SET TASK: All the records that follow need to be reproduced exactly. Omit the images.

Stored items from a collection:
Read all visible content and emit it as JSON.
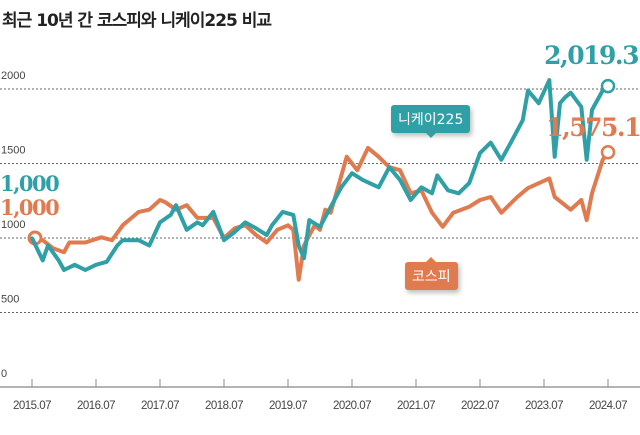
{
  "chart_data": {
    "type": "line",
    "title": "최근 10년 간 코스피와 니케이225 비교",
    "xlabel": "",
    "ylabel": "",
    "ylim": [
      0,
      2000
    ],
    "yticks": [
      "0",
      "500",
      "1000",
      "1500",
      "2000"
    ],
    "xticks": [
      "2015.07",
      "2016.07",
      "2017.07",
      "2018.07",
      "2019.07",
      "2020.07",
      "2021.07",
      "2022.07",
      "2023.07",
      "2024.07"
    ],
    "grid": "horizontal dotted",
    "colors": {
      "nikkei": "#2fa0a6",
      "kospi": "#e07a4f"
    },
    "series": [
      {
        "name": "니케이225",
        "start_label": "1,000",
        "end_label": "2,019.3",
        "points": [
          [
            "2015-07",
            1000
          ],
          [
            "2015-09",
            850
          ],
          [
            "2015-10",
            950
          ],
          [
            "2015-12",
            850
          ],
          [
            "2016-01",
            785
          ],
          [
            "2016-03",
            820
          ],
          [
            "2016-05",
            785
          ],
          [
            "2016-07",
            820
          ],
          [
            "2016-09",
            840
          ],
          [
            "2016-11",
            950
          ],
          [
            "2016-12",
            985
          ],
          [
            "2017-03",
            985
          ],
          [
            "2017-05",
            950
          ],
          [
            "2017-07",
            1105
          ],
          [
            "2017-09",
            1155
          ],
          [
            "2017-10",
            1220
          ],
          [
            "2017-12",
            1055
          ],
          [
            "2018-02",
            1105
          ],
          [
            "2018-03",
            1085
          ],
          [
            "2018-05",
            1175
          ],
          [
            "2018-07",
            985
          ],
          [
            "2018-09",
            1040
          ],
          [
            "2018-11",
            1105
          ],
          [
            "2019-01",
            1065
          ],
          [
            "2019-03",
            1020
          ],
          [
            "2019-04",
            1085
          ],
          [
            "2019-06",
            1175
          ],
          [
            "2019-08",
            1155
          ],
          [
            "2019-09",
            950
          ],
          [
            "2019-10",
            865
          ],
          [
            "2019-11",
            1120
          ],
          [
            "2020-01",
            1075
          ],
          [
            "2020-05",
            1340
          ],
          [
            "2020-07",
            1435
          ],
          [
            "2020-09",
            1390
          ],
          [
            "2020-12",
            1340
          ],
          [
            "2021-02",
            1475
          ],
          [
            "2021-04",
            1390
          ],
          [
            "2021-06",
            1255
          ],
          [
            "2021-08",
            1340
          ],
          [
            "2021-10",
            1300
          ],
          [
            "2021-11",
            1420
          ],
          [
            "2022-01",
            1320
          ],
          [
            "2022-03",
            1300
          ],
          [
            "2022-05",
            1370
          ],
          [
            "2022-07",
            1570
          ],
          [
            "2022-09",
            1640
          ],
          [
            "2022-11",
            1525
          ],
          [
            "2023-01",
            1655
          ],
          [
            "2023-03",
            1790
          ],
          [
            "2023-04",
            1990
          ],
          [
            "2023-06",
            1905
          ],
          [
            "2023-08",
            2060
          ],
          [
            "2023-09",
            1545
          ],
          [
            "2023-10",
            1905
          ],
          [
            "2023-11",
            1945
          ],
          [
            "2023-12",
            1975
          ],
          [
            "2024-02",
            1880
          ],
          [
            "2024-03",
            1525
          ],
          [
            "2024-04",
            1860
          ],
          [
            "2024-06",
            1990
          ],
          [
            "2024-07",
            2019.3
          ]
        ]
      },
      {
        "name": "코스피",
        "start_label": "1,000",
        "end_label": "1,575.1",
        "points": [
          [
            "2015-07",
            1000
          ],
          [
            "2015-09",
            985
          ],
          [
            "2015-11",
            930
          ],
          [
            "2016-01",
            905
          ],
          [
            "2016-02",
            970
          ],
          [
            "2016-05",
            970
          ],
          [
            "2016-08",
            1005
          ],
          [
            "2016-10",
            985
          ],
          [
            "2016-12",
            1085
          ],
          [
            "2017-03",
            1175
          ],
          [
            "2017-05",
            1190
          ],
          [
            "2017-07",
            1255
          ],
          [
            "2017-08",
            1240
          ],
          [
            "2017-10",
            1190
          ],
          [
            "2017-12",
            1220
          ],
          [
            "2018-02",
            1135
          ],
          [
            "2018-05",
            1135
          ],
          [
            "2018-07",
            1000
          ],
          [
            "2018-09",
            1065
          ],
          [
            "2018-11",
            1085
          ],
          [
            "2019-01",
            1020
          ],
          [
            "2019-03",
            970
          ],
          [
            "2019-05",
            1055
          ],
          [
            "2019-07",
            1085
          ],
          [
            "2019-08",
            1055
          ],
          [
            "2019-09",
            720
          ],
          [
            "2019-10",
            950
          ],
          [
            "2019-12",
            1085
          ],
          [
            "2020-01",
            1055
          ],
          [
            "2020-02",
            1190
          ],
          [
            "2020-03",
            1170
          ],
          [
            "2020-06",
            1545
          ],
          [
            "2020-08",
            1455
          ],
          [
            "2020-10",
            1605
          ],
          [
            "2020-12",
            1545
          ],
          [
            "2021-02",
            1475
          ],
          [
            "2021-04",
            1455
          ],
          [
            "2021-06",
            1300
          ],
          [
            "2021-08",
            1320
          ],
          [
            "2021-10",
            1170
          ],
          [
            "2021-12",
            1075
          ],
          [
            "2022-02",
            1170
          ],
          [
            "2022-05",
            1210
          ],
          [
            "2022-07",
            1255
          ],
          [
            "2022-09",
            1275
          ],
          [
            "2022-11",
            1170
          ],
          [
            "2023-02",
            1275
          ],
          [
            "2023-04",
            1335
          ],
          [
            "2023-08",
            1400
          ],
          [
            "2023-09",
            1275
          ],
          [
            "2023-12",
            1190
          ],
          [
            "2024-02",
            1255
          ],
          [
            "2024-03",
            1120
          ],
          [
            "2024-04",
            1300
          ],
          [
            "2024-06",
            1525
          ],
          [
            "2024-07",
            1575.1
          ]
        ]
      }
    ]
  }
}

TASK OUTPUT:
Read all visible content and emit it as JSON.
{
  "chart_data": {
    "type": "line",
    "title": "최근 10년 간 코스피와 니케이225 비교",
    "xlabel": "",
    "ylabel": "",
    "ylim": [
      0,
      2000
    ],
    "yticks": [
      "0",
      "500",
      "1000",
      "1500",
      "2000"
    ],
    "xticks": [
      "2015.07",
      "2016.07",
      "2017.07",
      "2018.07",
      "2019.07",
      "2020.07",
      "2021.07",
      "2022.07",
      "2023.07",
      "2024.07"
    ],
    "grid": "horizontal dotted",
    "colors": {
      "nikkei": "#2fa0a6",
      "kospi": "#e07a4f"
    },
    "series": [
      {
        "name": "니케이225",
        "start_label": "1,000",
        "end_label": "2,019.3",
        "points": [
          [
            "2015-07",
            1000
          ],
          [
            "2015-09",
            850
          ],
          [
            "2015-10",
            950
          ],
          [
            "2015-12",
            850
          ],
          [
            "2016-01",
            785
          ],
          [
            "2016-03",
            820
          ],
          [
            "2016-05",
            785
          ],
          [
            "2016-07",
            820
          ],
          [
            "2016-09",
            840
          ],
          [
            "2016-11",
            950
          ],
          [
            "2016-12",
            985
          ],
          [
            "2017-03",
            985
          ],
          [
            "2017-05",
            950
          ],
          [
            "2017-07",
            1105
          ],
          [
            "2017-09",
            1155
          ],
          [
            "2017-10",
            1220
          ],
          [
            "2017-12",
            1055
          ],
          [
            "2018-02",
            1105
          ],
          [
            "2018-03",
            1085
          ],
          [
            "2018-05",
            1175
          ],
          [
            "2018-07",
            985
          ],
          [
            "2018-09",
            1040
          ],
          [
            "2018-11",
            1105
          ],
          [
            "2019-01",
            1065
          ],
          [
            "2019-03",
            1020
          ],
          [
            "2019-04",
            1085
          ],
          [
            "2019-06",
            1175
          ],
          [
            "2019-08",
            1155
          ],
          [
            "2019-09",
            950
          ],
          [
            "2019-10",
            865
          ],
          [
            "2019-11",
            1120
          ],
          [
            "2020-01",
            1075
          ],
          [
            "2020-05",
            1340
          ],
          [
            "2020-07",
            1435
          ],
          [
            "2020-09",
            1390
          ],
          [
            "2020-12",
            1340
          ],
          [
            "2021-02",
            1475
          ],
          [
            "2021-04",
            1390
          ],
          [
            "2021-06",
            1255
          ],
          [
            "2021-08",
            1340
          ],
          [
            "2021-10",
            1300
          ],
          [
            "2021-11",
            1420
          ],
          [
            "2022-01",
            1320
          ],
          [
            "2022-03",
            1300
          ],
          [
            "2022-05",
            1370
          ],
          [
            "2022-07",
            1570
          ],
          [
            "2022-09",
            1640
          ],
          [
            "2022-11",
            1525
          ],
          [
            "2023-01",
            1655
          ],
          [
            "2023-03",
            1790
          ],
          [
            "2023-04",
            1990
          ],
          [
            "2023-06",
            1905
          ],
          [
            "2023-08",
            2060
          ],
          [
            "2023-09",
            1545
          ],
          [
            "2023-10",
            1905
          ],
          [
            "2023-11",
            1945
          ],
          [
            "2023-12",
            1975
          ],
          [
            "2024-02",
            1880
          ],
          [
            "2024-03",
            1525
          ],
          [
            "2024-04",
            1860
          ],
          [
            "2024-06",
            1990
          ],
          [
            "2024-07",
            2019.3
          ]
        ]
      },
      {
        "name": "코스피",
        "start_label": "1,000",
        "end_label": "1,575.1",
        "points": [
          [
            "2015-07",
            1000
          ],
          [
            "2015-09",
            985
          ],
          [
            "2015-11",
            930
          ],
          [
            "2016-01",
            905
          ],
          [
            "2016-02",
            970
          ],
          [
            "2016-05",
            970
          ],
          [
            "2016-08",
            1005
          ],
          [
            "2016-10",
            985
          ],
          [
            "2016-12",
            1085
          ],
          [
            "2017-03",
            1175
          ],
          [
            "2017-05",
            1190
          ],
          [
            "2017-07",
            1255
          ],
          [
            "2017-08",
            1240
          ],
          [
            "2017-10",
            1190
          ],
          [
            "2017-12",
            1220
          ],
          [
            "2018-02",
            1135
          ],
          [
            "2018-05",
            1135
          ],
          [
            "2018-07",
            1000
          ],
          [
            "2018-09",
            1065
          ],
          [
            "2018-11",
            1085
          ],
          [
            "2019-01",
            1020
          ],
          [
            "2019-03",
            970
          ],
          [
            "2019-05",
            1055
          ],
          [
            "2019-07",
            1085
          ],
          [
            "2019-08",
            1055
          ],
          [
            "2019-09",
            720
          ],
          [
            "2019-10",
            950
          ],
          [
            "2019-12",
            1085
          ],
          [
            "2020-01",
            1055
          ],
          [
            "2020-02",
            1190
          ],
          [
            "2020-03",
            1170
          ],
          [
            "2020-06",
            1545
          ],
          [
            "2020-08",
            1455
          ],
          [
            "2020-10",
            1605
          ],
          [
            "2020-12",
            1545
          ],
          [
            "2021-02",
            1475
          ],
          [
            "2021-04",
            1455
          ],
          [
            "2021-06",
            1300
          ],
          [
            "2021-08",
            1320
          ],
          [
            "2021-10",
            1170
          ],
          [
            "2021-12",
            1075
          ],
          [
            "2022-02",
            1170
          ],
          [
            "2022-05",
            1210
          ],
          [
            "2022-07",
            1255
          ],
          [
            "2022-09",
            1275
          ],
          [
            "2022-11",
            1170
          ],
          [
            "2023-02",
            1275
          ],
          [
            "2023-04",
            1335
          ],
          [
            "2023-08",
            1400
          ],
          [
            "2023-09",
            1275
          ],
          [
            "2023-12",
            1190
          ],
          [
            "2024-02",
            1255
          ],
          [
            "2024-03",
            1120
          ],
          [
            "2024-04",
            1300
          ],
          [
            "2024-06",
            1525
          ],
          [
            "2024-07",
            1575.1
          ]
        ]
      }
    ]
  }
}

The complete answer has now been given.